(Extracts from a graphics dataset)

:::

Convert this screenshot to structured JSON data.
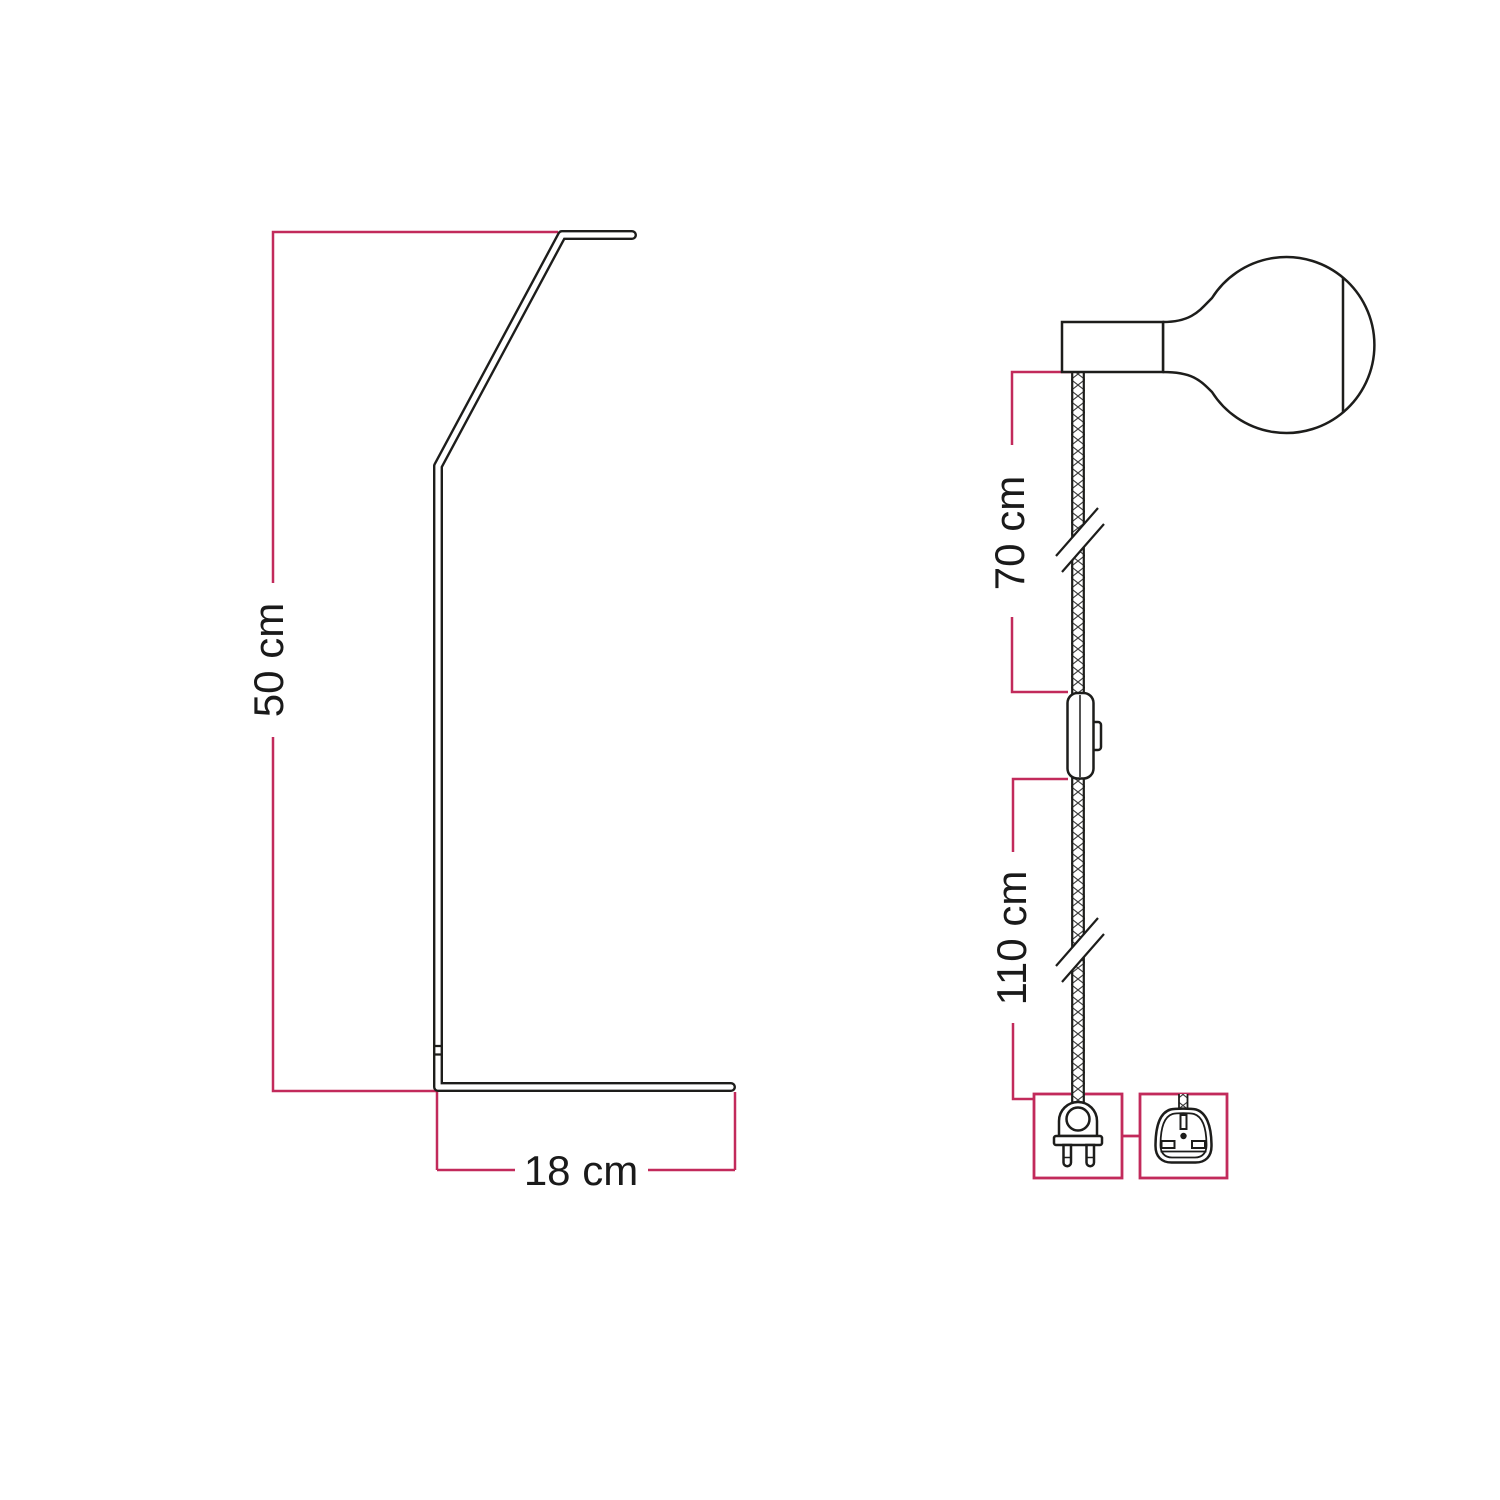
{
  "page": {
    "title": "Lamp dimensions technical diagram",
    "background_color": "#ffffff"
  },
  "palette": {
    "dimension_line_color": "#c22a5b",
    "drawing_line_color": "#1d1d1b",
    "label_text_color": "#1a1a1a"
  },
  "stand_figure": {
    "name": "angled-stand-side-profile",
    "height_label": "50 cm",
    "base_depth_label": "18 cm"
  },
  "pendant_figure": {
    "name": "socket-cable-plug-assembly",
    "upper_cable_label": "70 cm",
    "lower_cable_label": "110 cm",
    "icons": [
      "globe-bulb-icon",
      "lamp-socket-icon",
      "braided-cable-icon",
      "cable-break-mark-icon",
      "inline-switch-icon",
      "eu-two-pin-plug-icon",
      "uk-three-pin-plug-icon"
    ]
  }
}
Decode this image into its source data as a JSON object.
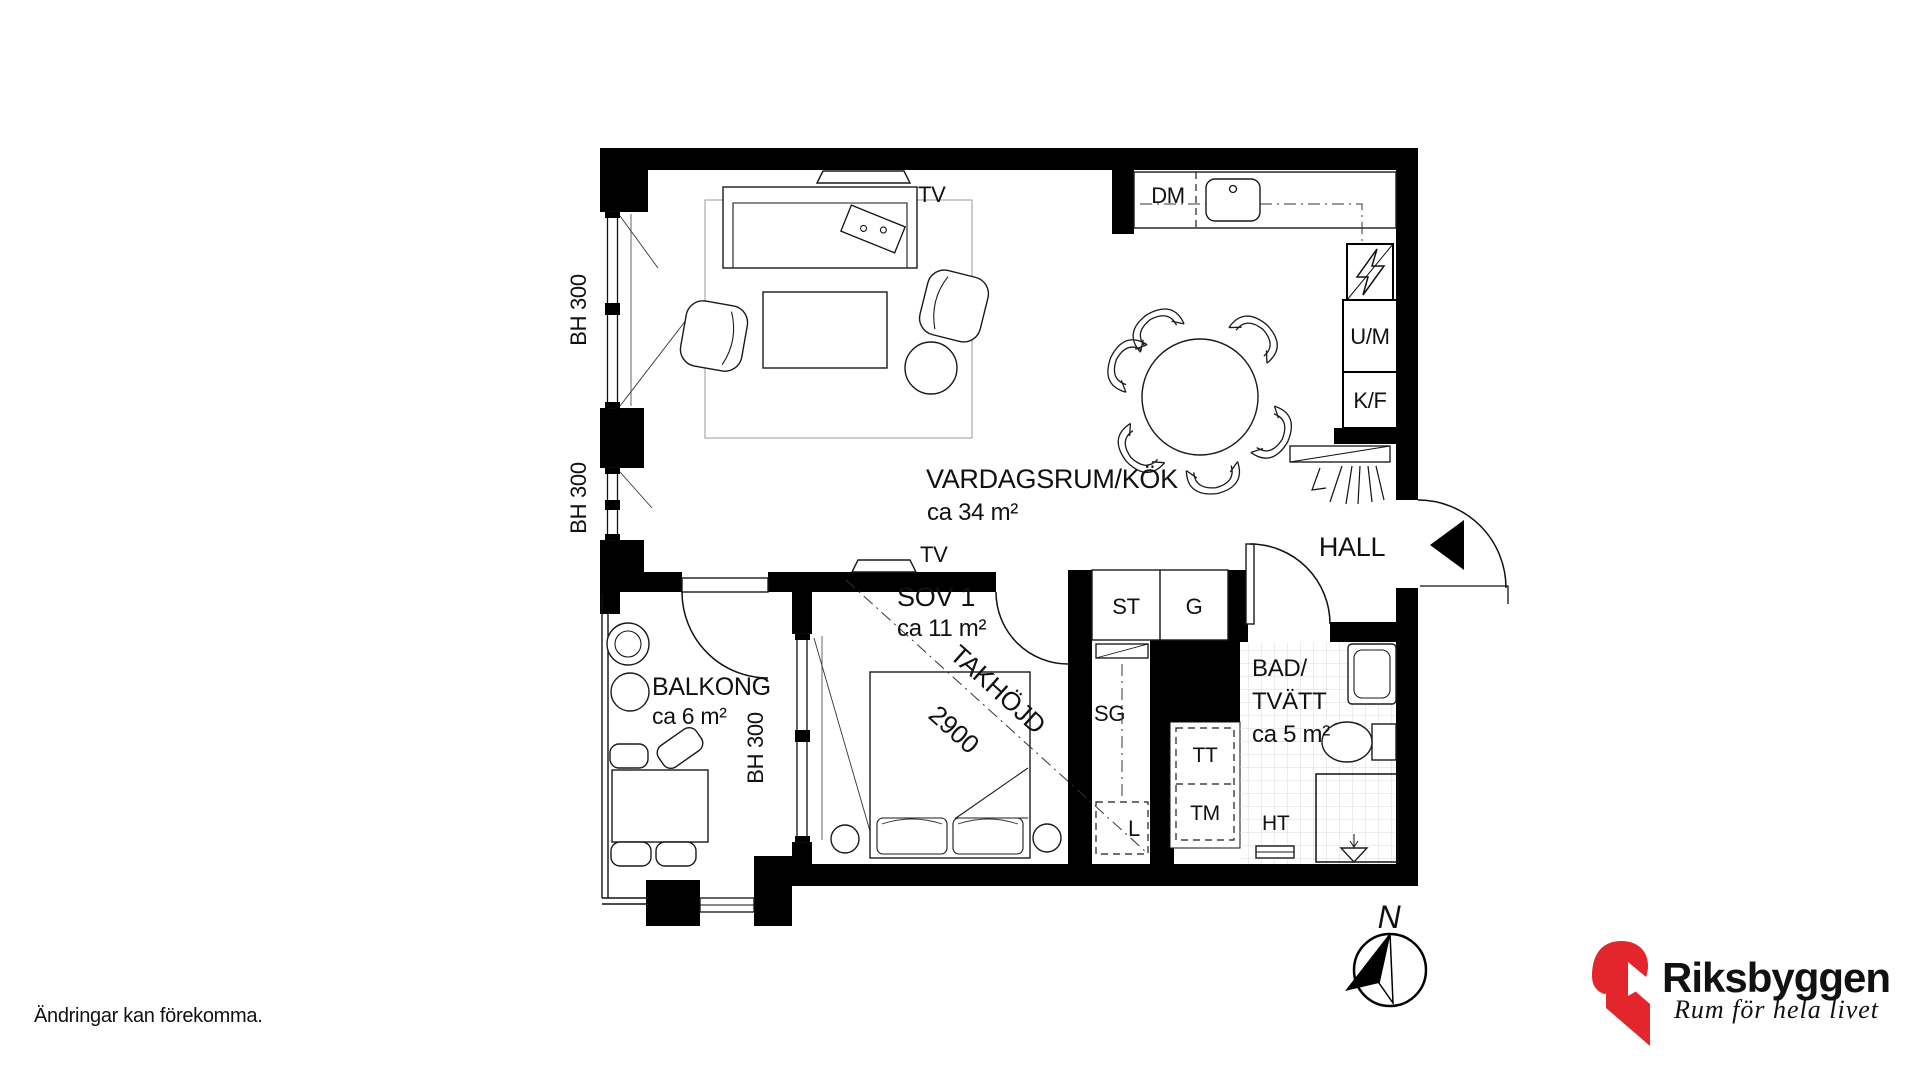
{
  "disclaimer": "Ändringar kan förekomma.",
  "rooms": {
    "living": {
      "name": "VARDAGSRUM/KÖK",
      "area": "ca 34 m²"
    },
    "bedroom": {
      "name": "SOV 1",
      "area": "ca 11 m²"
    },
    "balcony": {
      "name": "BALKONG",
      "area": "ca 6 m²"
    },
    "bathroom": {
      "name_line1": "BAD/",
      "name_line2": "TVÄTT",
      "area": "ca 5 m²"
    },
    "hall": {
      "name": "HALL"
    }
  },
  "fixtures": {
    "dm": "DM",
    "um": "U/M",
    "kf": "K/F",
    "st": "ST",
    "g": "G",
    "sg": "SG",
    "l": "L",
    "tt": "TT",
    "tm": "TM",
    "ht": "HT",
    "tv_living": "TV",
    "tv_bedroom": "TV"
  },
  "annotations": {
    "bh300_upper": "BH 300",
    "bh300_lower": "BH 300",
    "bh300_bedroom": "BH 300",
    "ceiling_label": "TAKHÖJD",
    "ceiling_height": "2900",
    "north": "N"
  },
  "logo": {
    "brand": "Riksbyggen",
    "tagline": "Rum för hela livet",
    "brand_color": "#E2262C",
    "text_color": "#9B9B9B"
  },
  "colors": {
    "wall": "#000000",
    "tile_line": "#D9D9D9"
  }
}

:::

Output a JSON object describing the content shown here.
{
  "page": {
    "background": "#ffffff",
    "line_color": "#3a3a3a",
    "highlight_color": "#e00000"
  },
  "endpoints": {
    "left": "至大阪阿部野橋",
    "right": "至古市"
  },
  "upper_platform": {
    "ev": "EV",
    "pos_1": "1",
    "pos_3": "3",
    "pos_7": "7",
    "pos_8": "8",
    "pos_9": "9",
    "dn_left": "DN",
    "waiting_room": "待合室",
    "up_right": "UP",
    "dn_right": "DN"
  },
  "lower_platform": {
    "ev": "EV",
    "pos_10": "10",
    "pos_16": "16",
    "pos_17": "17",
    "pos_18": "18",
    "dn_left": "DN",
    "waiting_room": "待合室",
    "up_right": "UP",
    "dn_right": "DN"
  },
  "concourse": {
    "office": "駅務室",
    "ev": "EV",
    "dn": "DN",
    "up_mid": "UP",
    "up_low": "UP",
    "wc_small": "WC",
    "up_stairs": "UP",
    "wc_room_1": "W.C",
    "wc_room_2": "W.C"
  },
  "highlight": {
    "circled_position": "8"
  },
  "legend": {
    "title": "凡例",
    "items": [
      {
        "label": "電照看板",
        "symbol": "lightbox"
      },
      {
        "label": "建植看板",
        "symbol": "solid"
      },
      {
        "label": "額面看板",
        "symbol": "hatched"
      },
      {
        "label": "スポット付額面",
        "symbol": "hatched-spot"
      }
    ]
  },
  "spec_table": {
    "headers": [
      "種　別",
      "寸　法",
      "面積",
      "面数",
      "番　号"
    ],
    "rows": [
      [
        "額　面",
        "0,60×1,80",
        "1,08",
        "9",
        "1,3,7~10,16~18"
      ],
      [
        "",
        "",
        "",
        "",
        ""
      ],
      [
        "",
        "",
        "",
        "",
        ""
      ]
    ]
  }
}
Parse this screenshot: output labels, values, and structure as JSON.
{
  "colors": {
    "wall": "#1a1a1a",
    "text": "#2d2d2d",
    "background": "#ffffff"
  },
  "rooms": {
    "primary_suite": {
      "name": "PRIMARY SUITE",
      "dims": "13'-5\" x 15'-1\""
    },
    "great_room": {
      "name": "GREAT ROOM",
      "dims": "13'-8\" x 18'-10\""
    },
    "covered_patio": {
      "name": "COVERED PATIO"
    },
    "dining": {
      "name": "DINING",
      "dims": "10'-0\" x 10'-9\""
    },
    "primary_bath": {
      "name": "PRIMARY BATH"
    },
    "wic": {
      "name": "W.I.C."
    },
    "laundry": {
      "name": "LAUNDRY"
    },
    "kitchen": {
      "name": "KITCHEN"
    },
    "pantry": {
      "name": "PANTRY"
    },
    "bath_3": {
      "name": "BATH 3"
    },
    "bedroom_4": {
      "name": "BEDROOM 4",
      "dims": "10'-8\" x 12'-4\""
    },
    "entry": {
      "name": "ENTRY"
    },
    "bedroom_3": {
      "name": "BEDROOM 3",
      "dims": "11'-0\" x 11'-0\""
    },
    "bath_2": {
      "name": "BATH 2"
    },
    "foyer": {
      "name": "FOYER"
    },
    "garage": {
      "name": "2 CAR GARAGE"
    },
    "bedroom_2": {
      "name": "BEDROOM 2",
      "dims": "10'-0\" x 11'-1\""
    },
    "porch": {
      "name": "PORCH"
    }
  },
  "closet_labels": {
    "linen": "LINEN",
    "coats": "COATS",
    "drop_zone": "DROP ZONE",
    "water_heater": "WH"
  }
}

:::

WHAT IS BEING ASKED
Locate and copy each line in the data above that includes the word "title".

EXERCISE RESPONSE
    "title": "Lamp dimensions technical diagram",
    "title": "凡例",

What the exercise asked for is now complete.